▶ [Short problem]
Your answer should be only a number: how many lines include the word "emissions".

______________________________

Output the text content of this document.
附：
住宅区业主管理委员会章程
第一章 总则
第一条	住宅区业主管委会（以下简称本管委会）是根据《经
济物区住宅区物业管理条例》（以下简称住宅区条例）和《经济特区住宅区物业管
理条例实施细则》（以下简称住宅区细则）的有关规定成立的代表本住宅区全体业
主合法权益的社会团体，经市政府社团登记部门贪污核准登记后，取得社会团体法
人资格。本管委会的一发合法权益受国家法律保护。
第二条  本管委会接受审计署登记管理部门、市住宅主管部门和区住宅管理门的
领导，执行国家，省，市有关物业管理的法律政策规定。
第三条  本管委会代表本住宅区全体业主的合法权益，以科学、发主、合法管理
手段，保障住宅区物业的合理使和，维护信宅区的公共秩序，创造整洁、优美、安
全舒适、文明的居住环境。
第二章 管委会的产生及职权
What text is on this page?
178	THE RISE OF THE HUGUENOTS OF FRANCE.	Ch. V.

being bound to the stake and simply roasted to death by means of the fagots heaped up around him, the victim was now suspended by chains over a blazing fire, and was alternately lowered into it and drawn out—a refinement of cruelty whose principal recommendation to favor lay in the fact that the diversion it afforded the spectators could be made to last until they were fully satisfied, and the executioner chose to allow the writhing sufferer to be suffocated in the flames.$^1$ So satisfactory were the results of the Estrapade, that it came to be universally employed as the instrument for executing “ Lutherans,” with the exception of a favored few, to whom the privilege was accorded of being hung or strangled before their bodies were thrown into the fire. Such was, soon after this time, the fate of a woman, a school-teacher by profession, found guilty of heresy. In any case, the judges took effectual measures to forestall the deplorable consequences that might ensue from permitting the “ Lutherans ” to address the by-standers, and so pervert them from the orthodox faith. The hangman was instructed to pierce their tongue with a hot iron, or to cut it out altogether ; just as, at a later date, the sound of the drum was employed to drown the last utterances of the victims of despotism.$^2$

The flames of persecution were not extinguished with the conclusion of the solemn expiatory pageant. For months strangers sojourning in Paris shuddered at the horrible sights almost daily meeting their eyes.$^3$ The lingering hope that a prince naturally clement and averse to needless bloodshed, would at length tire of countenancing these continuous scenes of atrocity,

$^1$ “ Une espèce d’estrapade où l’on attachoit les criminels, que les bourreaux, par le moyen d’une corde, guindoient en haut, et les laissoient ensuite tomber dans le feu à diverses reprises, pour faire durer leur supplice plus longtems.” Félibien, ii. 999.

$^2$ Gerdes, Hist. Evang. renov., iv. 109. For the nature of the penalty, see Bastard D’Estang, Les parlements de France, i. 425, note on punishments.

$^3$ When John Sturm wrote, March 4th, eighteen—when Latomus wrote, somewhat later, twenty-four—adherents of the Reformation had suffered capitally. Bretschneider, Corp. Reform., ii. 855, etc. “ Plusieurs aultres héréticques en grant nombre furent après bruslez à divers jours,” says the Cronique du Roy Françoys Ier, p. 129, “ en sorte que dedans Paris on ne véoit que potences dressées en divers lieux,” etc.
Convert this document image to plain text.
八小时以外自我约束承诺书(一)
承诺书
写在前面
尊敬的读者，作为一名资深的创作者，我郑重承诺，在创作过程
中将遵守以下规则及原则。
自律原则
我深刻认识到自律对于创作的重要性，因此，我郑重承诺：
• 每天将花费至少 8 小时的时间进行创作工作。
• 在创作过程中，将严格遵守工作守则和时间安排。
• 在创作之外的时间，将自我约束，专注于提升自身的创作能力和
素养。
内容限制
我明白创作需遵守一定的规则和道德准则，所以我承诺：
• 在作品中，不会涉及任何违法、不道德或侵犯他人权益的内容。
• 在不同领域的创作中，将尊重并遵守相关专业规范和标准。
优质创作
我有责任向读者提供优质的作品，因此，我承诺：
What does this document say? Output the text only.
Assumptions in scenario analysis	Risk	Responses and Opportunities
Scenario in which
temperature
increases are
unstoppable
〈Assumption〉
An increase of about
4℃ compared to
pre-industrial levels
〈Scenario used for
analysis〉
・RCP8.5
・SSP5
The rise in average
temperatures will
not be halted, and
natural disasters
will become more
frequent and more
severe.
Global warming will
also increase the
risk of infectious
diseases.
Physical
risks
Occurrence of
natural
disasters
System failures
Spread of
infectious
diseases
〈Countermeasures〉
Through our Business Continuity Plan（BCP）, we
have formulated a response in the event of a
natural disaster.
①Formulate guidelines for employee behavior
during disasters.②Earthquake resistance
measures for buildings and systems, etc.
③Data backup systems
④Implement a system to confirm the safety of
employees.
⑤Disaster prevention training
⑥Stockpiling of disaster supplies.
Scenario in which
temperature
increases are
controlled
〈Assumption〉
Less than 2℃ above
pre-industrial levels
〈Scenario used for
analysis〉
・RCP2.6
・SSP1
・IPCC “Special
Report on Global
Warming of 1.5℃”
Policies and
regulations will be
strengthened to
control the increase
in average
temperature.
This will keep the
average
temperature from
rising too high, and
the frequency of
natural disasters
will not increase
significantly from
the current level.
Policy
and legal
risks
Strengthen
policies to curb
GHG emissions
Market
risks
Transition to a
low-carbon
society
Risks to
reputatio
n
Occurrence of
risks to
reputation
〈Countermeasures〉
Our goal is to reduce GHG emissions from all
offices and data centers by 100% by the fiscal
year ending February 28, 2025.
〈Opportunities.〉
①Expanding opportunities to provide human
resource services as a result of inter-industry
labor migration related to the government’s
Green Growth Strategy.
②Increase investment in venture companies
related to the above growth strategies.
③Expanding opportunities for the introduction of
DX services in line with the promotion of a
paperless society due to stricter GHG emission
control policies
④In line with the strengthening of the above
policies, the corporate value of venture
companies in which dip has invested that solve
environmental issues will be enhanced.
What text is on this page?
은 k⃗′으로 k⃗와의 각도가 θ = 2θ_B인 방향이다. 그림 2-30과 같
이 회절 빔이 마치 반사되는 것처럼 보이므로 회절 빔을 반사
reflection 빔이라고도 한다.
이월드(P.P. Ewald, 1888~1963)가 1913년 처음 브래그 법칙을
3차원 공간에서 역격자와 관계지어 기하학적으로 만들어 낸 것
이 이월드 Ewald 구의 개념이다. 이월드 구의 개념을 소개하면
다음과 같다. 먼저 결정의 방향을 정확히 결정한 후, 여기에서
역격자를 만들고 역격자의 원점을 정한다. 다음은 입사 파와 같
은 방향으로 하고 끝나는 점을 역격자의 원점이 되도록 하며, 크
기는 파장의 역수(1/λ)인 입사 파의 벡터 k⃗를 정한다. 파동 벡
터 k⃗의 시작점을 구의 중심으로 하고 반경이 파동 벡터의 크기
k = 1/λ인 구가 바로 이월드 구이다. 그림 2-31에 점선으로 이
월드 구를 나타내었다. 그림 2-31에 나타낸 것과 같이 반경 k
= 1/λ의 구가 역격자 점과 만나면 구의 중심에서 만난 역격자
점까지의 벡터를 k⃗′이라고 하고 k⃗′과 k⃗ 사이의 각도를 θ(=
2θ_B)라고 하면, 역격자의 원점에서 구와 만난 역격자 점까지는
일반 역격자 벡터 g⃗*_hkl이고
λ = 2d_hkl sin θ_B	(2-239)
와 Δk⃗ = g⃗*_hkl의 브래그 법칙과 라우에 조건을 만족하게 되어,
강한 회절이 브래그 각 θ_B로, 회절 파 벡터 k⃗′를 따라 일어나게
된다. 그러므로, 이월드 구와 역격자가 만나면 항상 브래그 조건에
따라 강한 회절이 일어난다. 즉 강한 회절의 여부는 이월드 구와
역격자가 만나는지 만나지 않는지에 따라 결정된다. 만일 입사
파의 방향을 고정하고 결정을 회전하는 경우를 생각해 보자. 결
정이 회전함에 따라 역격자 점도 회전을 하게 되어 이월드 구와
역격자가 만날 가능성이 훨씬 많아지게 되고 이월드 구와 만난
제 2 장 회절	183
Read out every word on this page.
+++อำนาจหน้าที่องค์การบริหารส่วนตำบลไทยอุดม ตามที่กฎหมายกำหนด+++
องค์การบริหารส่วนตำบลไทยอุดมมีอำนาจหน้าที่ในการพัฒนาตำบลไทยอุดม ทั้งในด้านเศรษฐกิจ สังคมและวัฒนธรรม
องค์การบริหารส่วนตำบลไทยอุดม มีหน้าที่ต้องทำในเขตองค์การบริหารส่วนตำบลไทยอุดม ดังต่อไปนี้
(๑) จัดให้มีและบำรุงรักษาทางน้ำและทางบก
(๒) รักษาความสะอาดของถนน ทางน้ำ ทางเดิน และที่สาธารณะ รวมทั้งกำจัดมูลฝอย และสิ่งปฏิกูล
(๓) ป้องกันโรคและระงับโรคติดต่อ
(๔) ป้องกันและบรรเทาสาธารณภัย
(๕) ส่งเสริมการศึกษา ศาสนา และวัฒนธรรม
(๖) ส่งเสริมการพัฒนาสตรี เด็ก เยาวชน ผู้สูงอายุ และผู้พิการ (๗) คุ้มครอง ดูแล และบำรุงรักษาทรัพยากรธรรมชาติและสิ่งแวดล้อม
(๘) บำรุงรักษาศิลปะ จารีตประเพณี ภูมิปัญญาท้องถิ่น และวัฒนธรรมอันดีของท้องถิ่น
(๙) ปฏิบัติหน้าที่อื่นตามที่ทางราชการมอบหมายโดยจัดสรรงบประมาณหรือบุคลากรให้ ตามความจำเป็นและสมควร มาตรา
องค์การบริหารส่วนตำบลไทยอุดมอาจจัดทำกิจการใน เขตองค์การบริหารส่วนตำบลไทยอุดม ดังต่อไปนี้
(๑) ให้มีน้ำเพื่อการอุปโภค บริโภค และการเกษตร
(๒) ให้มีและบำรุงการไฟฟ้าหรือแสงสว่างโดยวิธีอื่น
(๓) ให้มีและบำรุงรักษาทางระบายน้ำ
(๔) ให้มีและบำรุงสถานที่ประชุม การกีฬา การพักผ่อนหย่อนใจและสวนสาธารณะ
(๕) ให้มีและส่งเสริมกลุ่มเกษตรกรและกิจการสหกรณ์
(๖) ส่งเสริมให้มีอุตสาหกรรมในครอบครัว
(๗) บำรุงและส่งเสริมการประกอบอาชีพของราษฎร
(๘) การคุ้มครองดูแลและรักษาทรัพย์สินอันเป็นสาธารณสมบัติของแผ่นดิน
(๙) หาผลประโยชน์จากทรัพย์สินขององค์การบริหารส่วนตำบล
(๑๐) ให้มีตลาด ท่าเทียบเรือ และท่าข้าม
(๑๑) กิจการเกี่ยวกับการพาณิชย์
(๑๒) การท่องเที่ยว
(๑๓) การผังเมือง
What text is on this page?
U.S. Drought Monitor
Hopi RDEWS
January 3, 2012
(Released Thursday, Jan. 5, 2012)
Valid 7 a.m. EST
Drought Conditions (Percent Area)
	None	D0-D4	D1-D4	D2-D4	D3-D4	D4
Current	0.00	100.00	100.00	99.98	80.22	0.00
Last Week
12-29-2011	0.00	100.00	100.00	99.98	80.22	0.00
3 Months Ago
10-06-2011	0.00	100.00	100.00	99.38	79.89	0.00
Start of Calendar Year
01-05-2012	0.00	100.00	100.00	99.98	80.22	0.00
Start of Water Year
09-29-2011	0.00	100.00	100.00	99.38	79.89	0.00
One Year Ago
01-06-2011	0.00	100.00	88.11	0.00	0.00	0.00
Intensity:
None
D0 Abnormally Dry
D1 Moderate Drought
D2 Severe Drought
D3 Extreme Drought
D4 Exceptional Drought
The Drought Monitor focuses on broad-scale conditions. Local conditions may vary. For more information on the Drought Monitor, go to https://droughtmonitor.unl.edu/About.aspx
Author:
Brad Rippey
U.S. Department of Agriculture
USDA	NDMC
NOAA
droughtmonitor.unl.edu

______________________________

▶ [Solved exercise]
2